__SHORT TASK__. Within this material, how many lines have the string "общего" in them? The answer is a number, with nothing added.

# # # # # # #

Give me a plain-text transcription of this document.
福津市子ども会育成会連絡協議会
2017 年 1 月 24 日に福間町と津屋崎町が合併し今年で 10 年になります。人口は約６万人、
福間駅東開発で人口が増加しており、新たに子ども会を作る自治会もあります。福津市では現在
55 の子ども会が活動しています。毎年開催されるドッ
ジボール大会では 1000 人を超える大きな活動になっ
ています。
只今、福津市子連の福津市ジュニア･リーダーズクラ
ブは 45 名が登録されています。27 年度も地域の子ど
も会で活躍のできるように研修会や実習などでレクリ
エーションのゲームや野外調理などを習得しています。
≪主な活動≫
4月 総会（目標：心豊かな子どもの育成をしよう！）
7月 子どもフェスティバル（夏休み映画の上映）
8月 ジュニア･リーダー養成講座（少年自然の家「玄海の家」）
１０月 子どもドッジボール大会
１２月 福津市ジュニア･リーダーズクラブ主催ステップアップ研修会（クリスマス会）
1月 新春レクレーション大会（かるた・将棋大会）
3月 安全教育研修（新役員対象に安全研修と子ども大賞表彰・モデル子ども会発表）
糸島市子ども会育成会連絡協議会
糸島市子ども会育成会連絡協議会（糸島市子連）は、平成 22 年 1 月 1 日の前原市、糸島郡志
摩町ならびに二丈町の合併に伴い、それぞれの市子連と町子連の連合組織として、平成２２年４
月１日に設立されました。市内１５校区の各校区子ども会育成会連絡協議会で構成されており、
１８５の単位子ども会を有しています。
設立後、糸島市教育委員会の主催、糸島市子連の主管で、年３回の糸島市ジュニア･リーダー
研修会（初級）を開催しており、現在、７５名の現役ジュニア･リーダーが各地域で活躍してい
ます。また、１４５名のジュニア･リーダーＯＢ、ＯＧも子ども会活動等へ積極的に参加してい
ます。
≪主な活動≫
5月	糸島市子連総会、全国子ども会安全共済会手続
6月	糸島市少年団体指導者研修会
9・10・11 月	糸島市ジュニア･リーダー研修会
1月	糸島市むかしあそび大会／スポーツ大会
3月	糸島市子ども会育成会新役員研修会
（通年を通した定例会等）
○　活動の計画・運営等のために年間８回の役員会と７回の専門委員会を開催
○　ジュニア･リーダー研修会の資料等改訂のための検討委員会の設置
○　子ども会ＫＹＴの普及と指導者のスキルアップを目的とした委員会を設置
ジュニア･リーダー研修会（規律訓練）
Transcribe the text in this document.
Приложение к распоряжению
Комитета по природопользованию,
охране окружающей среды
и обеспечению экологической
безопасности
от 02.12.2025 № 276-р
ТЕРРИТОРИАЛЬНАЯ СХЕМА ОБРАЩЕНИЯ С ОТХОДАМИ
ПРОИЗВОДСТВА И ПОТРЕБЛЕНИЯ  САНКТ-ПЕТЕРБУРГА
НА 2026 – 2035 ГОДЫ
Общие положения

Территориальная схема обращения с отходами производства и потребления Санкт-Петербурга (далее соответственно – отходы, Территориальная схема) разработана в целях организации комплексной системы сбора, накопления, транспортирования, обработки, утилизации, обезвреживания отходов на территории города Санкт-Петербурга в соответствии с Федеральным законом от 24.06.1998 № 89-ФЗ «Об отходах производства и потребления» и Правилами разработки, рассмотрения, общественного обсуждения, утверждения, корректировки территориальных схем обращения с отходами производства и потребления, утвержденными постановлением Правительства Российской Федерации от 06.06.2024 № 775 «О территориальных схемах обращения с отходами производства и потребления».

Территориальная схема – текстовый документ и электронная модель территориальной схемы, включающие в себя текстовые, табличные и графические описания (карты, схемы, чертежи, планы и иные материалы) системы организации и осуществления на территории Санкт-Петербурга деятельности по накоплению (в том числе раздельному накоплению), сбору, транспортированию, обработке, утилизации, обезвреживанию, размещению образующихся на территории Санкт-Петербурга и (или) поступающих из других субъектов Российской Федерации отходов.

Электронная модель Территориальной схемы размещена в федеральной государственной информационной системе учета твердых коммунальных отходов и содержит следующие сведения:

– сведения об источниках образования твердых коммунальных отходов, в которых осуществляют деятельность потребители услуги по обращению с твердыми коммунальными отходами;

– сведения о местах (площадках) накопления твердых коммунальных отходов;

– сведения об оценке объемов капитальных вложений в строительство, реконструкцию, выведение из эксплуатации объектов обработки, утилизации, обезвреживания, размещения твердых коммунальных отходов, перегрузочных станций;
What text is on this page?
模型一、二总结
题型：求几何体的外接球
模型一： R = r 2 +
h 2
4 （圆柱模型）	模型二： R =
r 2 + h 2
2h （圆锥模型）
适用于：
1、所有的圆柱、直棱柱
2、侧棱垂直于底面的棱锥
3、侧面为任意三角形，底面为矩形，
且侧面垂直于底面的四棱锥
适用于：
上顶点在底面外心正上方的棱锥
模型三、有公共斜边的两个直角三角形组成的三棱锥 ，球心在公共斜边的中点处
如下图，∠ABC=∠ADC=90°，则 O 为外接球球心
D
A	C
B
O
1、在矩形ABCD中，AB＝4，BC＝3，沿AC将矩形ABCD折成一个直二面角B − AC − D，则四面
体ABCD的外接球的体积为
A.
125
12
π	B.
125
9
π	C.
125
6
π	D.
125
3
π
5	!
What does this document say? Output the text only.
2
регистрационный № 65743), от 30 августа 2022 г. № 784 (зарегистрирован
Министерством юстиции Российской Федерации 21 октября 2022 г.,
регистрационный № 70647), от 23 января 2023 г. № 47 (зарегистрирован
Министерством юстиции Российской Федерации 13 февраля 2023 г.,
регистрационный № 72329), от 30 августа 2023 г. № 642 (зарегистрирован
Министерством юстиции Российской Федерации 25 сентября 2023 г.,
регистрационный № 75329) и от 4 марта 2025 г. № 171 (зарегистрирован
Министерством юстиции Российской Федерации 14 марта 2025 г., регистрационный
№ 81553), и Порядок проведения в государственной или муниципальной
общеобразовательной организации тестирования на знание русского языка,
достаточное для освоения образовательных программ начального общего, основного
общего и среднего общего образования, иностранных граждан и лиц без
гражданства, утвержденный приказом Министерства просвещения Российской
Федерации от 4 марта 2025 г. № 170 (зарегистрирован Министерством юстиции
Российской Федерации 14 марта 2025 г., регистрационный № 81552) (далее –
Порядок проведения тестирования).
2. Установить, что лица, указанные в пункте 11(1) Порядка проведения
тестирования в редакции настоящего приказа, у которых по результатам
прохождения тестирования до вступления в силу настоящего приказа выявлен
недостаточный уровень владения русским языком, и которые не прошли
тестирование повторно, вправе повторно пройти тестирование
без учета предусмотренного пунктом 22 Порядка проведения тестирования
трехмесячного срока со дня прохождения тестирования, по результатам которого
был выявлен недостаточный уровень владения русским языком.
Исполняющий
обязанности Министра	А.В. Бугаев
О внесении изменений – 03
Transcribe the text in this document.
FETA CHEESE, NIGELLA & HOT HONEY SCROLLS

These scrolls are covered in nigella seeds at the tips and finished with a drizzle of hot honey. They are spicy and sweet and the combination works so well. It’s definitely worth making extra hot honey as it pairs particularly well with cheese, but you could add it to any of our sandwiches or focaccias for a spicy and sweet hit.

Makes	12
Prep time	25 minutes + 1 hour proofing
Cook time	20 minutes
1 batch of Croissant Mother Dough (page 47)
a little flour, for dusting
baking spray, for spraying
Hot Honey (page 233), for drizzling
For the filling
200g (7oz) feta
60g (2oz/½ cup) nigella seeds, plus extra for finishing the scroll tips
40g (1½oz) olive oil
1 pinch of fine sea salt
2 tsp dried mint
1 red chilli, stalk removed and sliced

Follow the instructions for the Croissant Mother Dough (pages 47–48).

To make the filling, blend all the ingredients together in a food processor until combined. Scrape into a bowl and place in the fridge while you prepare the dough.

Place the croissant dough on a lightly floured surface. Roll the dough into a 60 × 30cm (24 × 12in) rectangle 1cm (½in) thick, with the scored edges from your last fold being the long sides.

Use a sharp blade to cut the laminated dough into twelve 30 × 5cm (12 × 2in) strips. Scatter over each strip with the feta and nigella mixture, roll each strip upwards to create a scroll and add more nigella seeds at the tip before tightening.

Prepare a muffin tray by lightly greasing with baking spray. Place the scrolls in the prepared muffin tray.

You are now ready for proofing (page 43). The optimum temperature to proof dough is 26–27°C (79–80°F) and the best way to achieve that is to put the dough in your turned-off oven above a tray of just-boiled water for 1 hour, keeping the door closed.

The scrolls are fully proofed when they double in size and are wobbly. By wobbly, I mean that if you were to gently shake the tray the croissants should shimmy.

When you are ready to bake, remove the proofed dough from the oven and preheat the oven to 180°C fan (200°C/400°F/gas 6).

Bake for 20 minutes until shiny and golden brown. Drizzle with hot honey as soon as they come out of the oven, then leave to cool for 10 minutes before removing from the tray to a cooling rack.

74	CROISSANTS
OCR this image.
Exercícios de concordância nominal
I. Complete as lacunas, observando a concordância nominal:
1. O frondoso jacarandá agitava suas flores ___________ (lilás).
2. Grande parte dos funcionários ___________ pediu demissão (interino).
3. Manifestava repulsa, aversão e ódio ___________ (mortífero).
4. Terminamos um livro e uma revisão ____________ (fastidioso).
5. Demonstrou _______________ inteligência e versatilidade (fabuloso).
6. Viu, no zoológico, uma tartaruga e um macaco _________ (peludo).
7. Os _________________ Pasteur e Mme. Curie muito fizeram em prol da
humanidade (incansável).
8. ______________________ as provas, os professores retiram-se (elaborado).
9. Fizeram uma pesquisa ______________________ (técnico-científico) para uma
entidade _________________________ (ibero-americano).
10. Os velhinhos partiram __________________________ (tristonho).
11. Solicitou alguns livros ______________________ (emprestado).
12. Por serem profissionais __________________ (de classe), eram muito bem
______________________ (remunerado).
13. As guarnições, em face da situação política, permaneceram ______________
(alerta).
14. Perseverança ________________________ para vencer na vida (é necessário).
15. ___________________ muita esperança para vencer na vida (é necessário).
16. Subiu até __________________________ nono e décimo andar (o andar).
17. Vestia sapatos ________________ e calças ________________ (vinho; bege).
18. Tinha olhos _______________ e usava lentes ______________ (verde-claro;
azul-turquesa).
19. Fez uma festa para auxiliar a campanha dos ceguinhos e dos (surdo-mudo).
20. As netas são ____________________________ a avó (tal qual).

# # # # # # #

__FULL ANSWER__. 2